Entries from a visual dataset
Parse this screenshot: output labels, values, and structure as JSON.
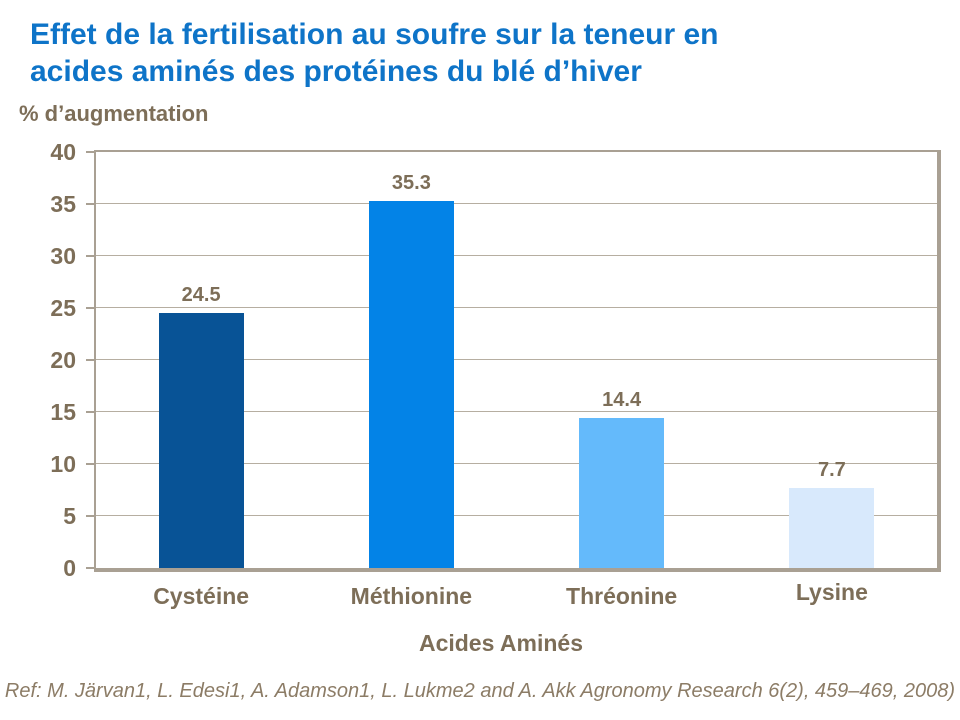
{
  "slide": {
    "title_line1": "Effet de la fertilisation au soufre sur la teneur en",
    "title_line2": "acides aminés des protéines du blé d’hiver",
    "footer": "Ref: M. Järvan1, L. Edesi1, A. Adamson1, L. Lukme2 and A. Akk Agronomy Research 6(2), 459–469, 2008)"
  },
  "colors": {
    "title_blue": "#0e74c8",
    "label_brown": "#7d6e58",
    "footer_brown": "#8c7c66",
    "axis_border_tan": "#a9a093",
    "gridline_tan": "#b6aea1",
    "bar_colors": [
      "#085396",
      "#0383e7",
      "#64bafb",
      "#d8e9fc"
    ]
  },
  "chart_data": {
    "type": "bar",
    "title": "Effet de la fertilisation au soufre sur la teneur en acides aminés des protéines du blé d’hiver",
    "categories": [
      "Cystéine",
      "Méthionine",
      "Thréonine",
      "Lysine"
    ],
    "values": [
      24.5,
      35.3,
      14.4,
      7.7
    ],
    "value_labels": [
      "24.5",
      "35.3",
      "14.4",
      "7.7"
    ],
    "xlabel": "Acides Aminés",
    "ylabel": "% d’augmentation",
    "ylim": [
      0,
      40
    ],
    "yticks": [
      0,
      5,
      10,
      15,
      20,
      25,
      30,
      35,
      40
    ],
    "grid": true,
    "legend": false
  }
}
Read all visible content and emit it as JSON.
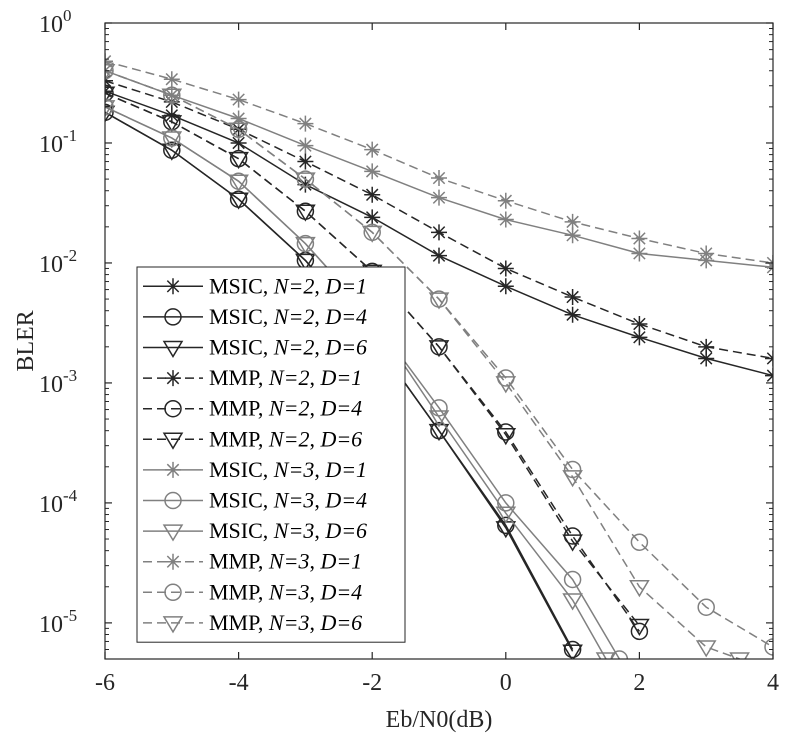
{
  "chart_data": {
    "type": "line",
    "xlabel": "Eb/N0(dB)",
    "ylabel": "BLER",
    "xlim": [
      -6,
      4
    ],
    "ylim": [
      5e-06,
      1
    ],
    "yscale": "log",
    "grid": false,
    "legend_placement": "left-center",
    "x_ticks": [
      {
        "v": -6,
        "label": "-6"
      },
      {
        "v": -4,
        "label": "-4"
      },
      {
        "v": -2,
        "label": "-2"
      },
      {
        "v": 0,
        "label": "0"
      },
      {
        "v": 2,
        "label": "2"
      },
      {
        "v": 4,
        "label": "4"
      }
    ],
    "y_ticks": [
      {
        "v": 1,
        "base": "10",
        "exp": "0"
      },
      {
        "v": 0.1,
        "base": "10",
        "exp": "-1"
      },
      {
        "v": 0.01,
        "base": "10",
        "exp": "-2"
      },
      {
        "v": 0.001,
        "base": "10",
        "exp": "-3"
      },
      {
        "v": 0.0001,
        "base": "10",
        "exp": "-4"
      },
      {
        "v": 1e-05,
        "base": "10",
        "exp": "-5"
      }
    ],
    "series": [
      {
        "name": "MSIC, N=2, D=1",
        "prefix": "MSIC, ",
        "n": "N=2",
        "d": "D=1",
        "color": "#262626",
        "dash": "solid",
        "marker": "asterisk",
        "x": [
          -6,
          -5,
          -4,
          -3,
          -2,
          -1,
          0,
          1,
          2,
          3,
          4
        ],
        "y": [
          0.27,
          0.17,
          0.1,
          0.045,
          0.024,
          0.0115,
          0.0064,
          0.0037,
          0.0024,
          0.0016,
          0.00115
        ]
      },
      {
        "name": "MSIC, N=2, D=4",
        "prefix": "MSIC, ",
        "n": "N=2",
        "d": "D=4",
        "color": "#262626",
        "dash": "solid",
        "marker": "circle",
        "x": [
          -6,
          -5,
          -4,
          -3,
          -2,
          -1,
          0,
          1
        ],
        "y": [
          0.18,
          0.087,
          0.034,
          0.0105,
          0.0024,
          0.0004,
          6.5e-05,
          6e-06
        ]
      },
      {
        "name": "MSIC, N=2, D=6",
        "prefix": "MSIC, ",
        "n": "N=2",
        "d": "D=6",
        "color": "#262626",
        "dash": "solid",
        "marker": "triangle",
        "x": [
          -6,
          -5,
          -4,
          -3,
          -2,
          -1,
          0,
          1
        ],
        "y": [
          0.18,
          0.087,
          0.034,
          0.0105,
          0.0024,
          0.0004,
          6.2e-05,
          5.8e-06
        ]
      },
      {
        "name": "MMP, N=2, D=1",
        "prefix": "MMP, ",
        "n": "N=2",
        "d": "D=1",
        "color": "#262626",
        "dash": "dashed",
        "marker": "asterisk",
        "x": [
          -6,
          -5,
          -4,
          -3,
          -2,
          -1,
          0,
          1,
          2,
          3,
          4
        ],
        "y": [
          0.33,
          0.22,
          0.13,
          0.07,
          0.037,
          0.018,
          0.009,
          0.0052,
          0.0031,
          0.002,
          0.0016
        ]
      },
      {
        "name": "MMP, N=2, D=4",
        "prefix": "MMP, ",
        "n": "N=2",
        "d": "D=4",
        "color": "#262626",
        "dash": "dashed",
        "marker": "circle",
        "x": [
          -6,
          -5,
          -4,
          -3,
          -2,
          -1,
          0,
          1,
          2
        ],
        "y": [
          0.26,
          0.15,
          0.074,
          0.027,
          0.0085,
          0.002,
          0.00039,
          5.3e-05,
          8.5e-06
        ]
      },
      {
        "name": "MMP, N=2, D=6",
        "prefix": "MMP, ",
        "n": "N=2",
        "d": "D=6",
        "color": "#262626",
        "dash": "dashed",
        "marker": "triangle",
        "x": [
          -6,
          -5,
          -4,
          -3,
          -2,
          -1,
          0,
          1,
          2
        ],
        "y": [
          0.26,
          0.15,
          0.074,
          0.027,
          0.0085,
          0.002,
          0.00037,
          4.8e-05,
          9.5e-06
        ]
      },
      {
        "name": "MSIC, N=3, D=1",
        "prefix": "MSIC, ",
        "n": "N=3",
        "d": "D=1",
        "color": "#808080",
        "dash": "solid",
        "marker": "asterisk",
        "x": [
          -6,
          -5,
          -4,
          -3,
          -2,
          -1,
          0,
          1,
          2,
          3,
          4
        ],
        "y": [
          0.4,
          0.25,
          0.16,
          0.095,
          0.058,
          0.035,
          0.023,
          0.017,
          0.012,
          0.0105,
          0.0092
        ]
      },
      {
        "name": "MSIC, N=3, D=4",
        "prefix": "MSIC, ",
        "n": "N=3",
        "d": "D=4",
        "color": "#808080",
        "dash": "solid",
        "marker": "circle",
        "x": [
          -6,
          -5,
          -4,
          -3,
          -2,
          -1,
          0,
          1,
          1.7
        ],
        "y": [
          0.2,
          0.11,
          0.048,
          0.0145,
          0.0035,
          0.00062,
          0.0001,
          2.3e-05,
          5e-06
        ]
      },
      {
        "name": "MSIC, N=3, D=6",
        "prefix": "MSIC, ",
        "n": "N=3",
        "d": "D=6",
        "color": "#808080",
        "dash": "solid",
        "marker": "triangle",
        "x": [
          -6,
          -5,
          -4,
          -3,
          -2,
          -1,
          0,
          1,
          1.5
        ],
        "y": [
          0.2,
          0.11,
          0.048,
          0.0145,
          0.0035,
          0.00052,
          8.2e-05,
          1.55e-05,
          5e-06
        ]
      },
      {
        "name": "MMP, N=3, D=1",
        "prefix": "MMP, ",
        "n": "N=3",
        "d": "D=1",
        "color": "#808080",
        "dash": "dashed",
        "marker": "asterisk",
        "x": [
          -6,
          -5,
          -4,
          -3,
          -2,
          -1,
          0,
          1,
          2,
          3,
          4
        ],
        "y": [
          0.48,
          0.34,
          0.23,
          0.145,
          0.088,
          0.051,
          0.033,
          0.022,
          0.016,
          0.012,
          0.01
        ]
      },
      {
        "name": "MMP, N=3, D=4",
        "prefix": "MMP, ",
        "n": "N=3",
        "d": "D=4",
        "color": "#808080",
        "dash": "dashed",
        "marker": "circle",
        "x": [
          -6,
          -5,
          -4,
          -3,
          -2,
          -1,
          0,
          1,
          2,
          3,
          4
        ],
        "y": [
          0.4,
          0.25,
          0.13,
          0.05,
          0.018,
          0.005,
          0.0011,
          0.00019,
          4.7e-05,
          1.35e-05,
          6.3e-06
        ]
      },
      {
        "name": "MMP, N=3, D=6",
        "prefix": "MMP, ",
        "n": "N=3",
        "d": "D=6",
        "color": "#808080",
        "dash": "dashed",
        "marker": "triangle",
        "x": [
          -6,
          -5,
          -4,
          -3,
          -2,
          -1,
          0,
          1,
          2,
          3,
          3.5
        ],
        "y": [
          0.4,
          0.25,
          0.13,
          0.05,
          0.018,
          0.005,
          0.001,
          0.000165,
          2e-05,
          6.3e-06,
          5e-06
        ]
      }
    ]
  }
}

▶ **What you should do**
Where a line contains "soufre", copy that line.

▶ **Task response**
    "title_line1": "Effet de la fertilisation au soufre sur la teneur en",
    "title": "Effet de la fertilisation au soufre sur la teneur en acides aminés des protéines du blé d’hiver",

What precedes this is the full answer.